- DESCRIPTION OF THE TASK: Repeat each line exactly as it is written.

- SOURCE DATA:
|---|

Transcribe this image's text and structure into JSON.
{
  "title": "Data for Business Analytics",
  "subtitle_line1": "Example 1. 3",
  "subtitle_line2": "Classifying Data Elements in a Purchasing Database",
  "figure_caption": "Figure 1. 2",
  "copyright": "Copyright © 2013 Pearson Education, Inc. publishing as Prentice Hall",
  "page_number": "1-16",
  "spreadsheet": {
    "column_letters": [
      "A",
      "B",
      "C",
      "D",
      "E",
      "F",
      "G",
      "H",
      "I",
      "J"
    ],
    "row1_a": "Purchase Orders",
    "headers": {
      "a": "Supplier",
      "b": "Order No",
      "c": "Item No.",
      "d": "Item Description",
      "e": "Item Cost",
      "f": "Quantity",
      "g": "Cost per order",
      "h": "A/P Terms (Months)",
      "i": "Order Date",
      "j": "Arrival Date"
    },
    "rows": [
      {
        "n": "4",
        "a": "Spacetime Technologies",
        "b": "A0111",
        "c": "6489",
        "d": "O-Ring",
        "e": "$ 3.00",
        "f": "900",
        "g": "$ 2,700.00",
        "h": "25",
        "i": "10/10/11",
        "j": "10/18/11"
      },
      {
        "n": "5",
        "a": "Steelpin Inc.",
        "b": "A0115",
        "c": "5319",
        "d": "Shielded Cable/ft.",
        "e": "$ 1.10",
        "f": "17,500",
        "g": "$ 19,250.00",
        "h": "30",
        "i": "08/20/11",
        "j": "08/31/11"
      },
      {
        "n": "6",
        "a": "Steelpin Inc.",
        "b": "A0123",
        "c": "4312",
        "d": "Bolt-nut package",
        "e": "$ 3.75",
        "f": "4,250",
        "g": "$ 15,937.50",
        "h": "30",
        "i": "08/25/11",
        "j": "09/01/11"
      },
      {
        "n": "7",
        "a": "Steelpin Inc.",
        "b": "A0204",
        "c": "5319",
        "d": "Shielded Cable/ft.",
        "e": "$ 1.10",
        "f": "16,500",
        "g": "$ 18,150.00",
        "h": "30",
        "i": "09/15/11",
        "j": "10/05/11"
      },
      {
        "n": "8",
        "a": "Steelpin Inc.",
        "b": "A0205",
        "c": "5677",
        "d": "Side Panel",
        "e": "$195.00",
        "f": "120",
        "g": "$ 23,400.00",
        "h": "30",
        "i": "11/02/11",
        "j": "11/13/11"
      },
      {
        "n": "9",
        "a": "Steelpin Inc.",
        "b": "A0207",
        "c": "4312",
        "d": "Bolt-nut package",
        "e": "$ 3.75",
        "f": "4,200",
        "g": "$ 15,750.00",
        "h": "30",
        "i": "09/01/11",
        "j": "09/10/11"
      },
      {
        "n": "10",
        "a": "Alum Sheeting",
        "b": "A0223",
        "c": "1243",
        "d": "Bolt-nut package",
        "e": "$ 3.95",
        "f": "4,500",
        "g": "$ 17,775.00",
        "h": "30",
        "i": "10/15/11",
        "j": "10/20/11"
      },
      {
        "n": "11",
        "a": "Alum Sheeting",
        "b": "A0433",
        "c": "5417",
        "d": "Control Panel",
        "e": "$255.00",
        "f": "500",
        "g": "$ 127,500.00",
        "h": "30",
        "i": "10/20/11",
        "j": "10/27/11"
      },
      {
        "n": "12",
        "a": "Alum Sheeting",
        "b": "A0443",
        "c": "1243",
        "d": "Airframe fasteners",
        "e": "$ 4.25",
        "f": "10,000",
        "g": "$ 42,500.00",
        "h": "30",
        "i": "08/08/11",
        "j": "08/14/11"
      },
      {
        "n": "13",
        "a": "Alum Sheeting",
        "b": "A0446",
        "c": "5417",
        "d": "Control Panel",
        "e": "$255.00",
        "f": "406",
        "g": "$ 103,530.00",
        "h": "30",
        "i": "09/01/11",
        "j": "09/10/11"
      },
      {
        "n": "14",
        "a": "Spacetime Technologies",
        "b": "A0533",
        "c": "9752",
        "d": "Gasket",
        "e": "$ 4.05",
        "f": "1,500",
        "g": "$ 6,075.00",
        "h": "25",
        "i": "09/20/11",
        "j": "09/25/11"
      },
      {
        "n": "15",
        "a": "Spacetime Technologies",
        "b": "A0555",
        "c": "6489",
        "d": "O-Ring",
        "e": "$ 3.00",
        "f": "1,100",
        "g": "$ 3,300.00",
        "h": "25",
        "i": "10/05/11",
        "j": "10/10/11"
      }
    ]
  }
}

|---|

- ANSWER TO THE TASK:
Transcribe this image's text and structure into JSON.
{
  "title": "Data for Business Analytics",
  "subtitle_line1": "Example 1. 3",
  "subtitle_line2": "Classifying Data Elements in a Purchasing Database",
  "figure_caption": "Figure 1. 2",
  "copyright": "Copyright © 2013 Pearson Education, Inc. publishing as Prentice Hall",
  "page_number": "1-16",
  "spreadsheet": {
    "column_letters": [
      "A",
      "B",
      "C",
      "D",
      "E",
      "F",
      "G",
      "H",
      "I",
      "J"
    ],
    "row1_a": "Purchase Orders",
    "headers": {
      "a": "Supplier",
      "b": "Order No",
      "c": "Item No.",
      "d": "Item Description",
      "e": "Item Cost",
      "f": "Quantity",
      "g": "Cost per order",
      "h": "A/P Terms (Months)",
      "i": "Order Date",
      "j": "Arrival Date"
    },
    "rows": [
      {
        "n": "4",
        "a": "Spacetime Technologies",
        "b": "A0111",
        "c": "6489",
        "d": "O-Ring",
        "e": "$ 3.00",
        "f": "900",
        "g": "$ 2,700.00",
        "h": "25",
        "i": "10/10/11",
        "j": "10/18/11"
      },
      {
        "n": "5",
        "a": "Steelpin Inc.",
        "b": "A0115",
        "c": "5319",
        "d": "Shielded Cable/ft.",
        "e": "$ 1.10",
        "f": "17,500",
        "g": "$ 19,250.00",
        "h": "30",
        "i": "08/20/11",
        "j": "08/31/11"
      },
      {
        "n": "6",
        "a": "Steelpin Inc.",
        "b": "A0123",
        "c": "4312",
        "d": "Bolt-nut package",
        "e": "$ 3.75",
        "f": "4,250",
        "g": "$ 15,937.50",
        "h": "30",
        "i": "08/25/11",
        "j": "09/01/11"
      },
      {
        "n": "7",
        "a": "Steelpin Inc.",
        "b": "A0204",
        "c": "5319",
        "d": "Shielded Cable/ft.",
        "e": "$ 1.10",
        "f": "16,500",
        "g": "$ 18,150.00",
        "h": "30",
        "i": "09/15/11",
        "j": "10/05/11"
      },
      {
        "n": "8",
        "a": "Steelpin Inc.",
        "b": "A0205",
        "c": "5677",
        "d": "Side Panel",
        "e": "$195.00",
        "f": "120",
        "g": "$ 23,400.00",
        "h": "30",
        "i": "11/02/11",
        "j": "11/13/11"
      },
      {
        "n": "9",
        "a": "Steelpin Inc.",
        "b": "A0207",
        "c": "4312",
        "d": "Bolt-nut package",
        "e": "$ 3.75",
        "f": "4,200",
        "g": "$ 15,750.00",
        "h": "30",
        "i": "09/01/11",
        "j": "09/10/11"
      },
      {
        "n": "10",
        "a": "Alum Sheeting",
        "b": "A0223",
        "c": "1243",
        "d": "Bolt-nut package",
        "e": "$ 3.95",
        "f": "4,500",
        "g": "$ 17,775.00",
        "h": "30",
        "i": "10/15/11",
        "j": "10/20/11"
      },
      {
        "n": "11",
        "a": "Alum Sheeting",
        "b": "A0433",
        "c": "5417",
        "d": "Control Panel",
        "e": "$255.00",
        "f": "500",
        "g": "$ 127,500.00",
        "h": "30",
        "i": "10/20/11",
        "j": "10/27/11"
      },
      {
        "n": "12",
        "a": "Alum Sheeting",
        "b": "A0443",
        "c": "1243",
        "d": "Airframe fasteners",
        "e": "$ 4.25",
        "f": "10,000",
        "g": "$ 42,500.00",
        "h": "30",
        "i": "08/08/11",
        "j": "08/14/11"
      },
      {
        "n": "13",
        "a": "Alum Sheeting",
        "b": "A0446",
        "c": "5417",
        "d": "Control Panel",
        "e": "$255.00",
        "f": "406",
        "g": "$ 103,530.00",
        "h": "30",
        "i": "09/01/11",
        "j": "09/10/11"
      },
      {
        "n": "14",
        "a": "Spacetime Technologies",
        "b": "A0533",
        "c": "9752",
        "d": "Gasket",
        "e": "$ 4.05",
        "f": "1,500",
        "g": "$ 6,075.00",
        "h": "25",
        "i": "09/20/11",
        "j": "09/25/11"
      },
      {
        "n": "15",
        "a": "Spacetime Technologies",
        "b": "A0555",
        "c": "6489",
        "d": "O-Ring",
        "e": "$ 3.00",
        "f": "1,100",
        "g": "$ 3,300.00",
        "h": "25",
        "i": "10/05/11",
        "j": "10/10/11"
      }
    ]
  }
}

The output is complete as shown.